Data records:
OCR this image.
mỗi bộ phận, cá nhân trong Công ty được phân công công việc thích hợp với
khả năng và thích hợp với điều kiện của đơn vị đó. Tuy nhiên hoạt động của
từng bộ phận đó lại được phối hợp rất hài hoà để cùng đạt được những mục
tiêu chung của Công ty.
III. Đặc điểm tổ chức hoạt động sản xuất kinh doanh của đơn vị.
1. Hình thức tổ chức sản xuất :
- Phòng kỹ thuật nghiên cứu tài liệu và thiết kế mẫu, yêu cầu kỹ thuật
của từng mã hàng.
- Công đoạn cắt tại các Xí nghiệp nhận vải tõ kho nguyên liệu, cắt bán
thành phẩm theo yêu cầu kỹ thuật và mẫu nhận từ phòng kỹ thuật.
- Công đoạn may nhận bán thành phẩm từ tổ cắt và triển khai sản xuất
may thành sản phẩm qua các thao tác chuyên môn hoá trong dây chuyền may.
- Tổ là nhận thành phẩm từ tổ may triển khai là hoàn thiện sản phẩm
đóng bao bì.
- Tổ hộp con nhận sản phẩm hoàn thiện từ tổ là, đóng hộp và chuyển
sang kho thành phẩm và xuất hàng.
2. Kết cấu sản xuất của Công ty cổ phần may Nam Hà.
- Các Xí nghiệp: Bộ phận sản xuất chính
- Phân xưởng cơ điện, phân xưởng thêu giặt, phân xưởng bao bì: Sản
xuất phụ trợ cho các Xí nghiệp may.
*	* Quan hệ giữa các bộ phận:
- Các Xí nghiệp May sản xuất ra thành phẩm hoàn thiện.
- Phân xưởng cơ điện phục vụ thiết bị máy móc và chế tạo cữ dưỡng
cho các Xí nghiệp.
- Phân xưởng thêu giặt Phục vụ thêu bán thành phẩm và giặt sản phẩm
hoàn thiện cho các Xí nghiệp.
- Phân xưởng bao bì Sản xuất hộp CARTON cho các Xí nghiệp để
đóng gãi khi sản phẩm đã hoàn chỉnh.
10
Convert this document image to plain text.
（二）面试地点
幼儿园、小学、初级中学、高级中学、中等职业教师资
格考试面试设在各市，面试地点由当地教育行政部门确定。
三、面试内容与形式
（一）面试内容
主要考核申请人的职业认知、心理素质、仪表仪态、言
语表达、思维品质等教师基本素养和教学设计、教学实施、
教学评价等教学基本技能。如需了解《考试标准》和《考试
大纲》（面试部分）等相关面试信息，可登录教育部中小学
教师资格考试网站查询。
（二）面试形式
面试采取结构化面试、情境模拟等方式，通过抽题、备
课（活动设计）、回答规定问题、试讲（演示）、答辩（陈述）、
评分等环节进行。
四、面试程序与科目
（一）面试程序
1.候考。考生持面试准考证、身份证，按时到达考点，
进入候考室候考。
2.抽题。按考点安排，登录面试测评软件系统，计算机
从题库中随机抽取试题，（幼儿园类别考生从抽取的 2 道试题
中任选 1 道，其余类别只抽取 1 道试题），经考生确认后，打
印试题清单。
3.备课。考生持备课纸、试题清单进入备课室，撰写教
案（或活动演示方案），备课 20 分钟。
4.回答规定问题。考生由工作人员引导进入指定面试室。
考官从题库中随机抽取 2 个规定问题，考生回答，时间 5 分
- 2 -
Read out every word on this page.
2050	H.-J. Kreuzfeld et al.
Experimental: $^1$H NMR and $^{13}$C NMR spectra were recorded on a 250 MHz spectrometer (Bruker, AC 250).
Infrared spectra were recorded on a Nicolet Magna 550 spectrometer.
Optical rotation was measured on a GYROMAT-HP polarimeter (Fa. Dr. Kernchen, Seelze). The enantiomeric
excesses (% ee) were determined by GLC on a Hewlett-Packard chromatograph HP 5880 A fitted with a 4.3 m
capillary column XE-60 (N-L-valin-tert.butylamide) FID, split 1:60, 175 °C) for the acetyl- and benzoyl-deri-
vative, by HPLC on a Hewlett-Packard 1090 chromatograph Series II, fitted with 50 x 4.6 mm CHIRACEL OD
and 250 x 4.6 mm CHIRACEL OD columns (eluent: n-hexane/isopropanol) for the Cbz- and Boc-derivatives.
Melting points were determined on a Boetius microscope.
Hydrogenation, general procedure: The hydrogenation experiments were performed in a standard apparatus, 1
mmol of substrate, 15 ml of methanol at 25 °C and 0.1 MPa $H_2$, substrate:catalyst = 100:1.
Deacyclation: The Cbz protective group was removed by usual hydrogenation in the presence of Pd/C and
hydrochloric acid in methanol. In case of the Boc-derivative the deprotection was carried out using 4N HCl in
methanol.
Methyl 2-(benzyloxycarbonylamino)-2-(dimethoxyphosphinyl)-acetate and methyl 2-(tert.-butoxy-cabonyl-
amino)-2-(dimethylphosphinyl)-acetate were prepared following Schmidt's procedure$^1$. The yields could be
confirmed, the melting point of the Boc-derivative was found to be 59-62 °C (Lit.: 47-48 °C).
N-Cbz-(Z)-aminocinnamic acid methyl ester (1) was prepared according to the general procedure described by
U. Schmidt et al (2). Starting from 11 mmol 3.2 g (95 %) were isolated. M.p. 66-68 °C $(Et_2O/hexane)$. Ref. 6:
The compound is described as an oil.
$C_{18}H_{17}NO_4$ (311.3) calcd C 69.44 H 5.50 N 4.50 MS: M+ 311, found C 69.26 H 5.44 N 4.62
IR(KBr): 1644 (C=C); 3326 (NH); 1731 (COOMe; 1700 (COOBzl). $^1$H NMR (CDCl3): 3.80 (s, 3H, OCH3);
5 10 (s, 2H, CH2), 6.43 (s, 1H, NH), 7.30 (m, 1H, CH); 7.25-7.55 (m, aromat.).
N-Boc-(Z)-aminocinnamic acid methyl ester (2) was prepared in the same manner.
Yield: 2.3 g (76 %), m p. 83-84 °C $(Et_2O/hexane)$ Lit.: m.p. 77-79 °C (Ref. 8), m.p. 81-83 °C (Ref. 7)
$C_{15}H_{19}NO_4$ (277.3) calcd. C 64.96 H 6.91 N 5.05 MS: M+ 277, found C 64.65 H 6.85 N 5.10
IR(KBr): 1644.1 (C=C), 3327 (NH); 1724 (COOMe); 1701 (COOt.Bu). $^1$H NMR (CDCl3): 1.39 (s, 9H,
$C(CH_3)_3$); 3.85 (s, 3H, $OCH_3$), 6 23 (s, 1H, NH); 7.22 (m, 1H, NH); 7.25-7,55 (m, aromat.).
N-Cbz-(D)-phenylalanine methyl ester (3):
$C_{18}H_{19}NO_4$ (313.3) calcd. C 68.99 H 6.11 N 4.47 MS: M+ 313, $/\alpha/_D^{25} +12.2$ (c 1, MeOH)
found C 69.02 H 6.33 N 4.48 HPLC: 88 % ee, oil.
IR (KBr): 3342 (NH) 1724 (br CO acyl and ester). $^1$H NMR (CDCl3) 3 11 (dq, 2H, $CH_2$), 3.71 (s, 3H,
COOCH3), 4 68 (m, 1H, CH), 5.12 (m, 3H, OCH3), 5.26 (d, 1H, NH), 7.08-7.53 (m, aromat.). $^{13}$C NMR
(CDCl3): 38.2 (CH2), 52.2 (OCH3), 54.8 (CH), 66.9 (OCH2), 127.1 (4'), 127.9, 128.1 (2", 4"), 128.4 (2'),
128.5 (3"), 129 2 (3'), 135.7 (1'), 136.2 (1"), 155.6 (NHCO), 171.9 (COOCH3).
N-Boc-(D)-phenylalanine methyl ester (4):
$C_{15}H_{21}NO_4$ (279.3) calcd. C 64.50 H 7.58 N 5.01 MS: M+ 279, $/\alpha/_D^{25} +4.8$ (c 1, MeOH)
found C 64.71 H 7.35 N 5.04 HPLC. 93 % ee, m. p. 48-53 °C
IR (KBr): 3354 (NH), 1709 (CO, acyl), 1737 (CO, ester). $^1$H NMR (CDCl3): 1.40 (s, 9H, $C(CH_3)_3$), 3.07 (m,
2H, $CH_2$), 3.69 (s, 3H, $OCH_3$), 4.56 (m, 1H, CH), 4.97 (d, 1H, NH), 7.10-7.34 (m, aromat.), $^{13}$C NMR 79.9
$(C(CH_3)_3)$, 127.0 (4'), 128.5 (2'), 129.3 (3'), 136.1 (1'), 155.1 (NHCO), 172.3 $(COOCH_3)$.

GIVEN EXERCISE: Return every line of the preceding records in which the word "hoàn" appears.

WRITTEN RESPONSE:
- Tổ là nhận thành phẩm từ tổ may triển khai là hoàn thiện sản phẩm
- Tổ hộp con nhận sản phẩm hoàn thiện từ tổ là, đóng hộp và chuyển
- Các Xí nghiệp May sản xuất ra thành phẩm hoàn thiện.
hoàn thiện cho các Xí nghiệp.
đóng gãi khi sản phẩm đã hoàn chỉnh.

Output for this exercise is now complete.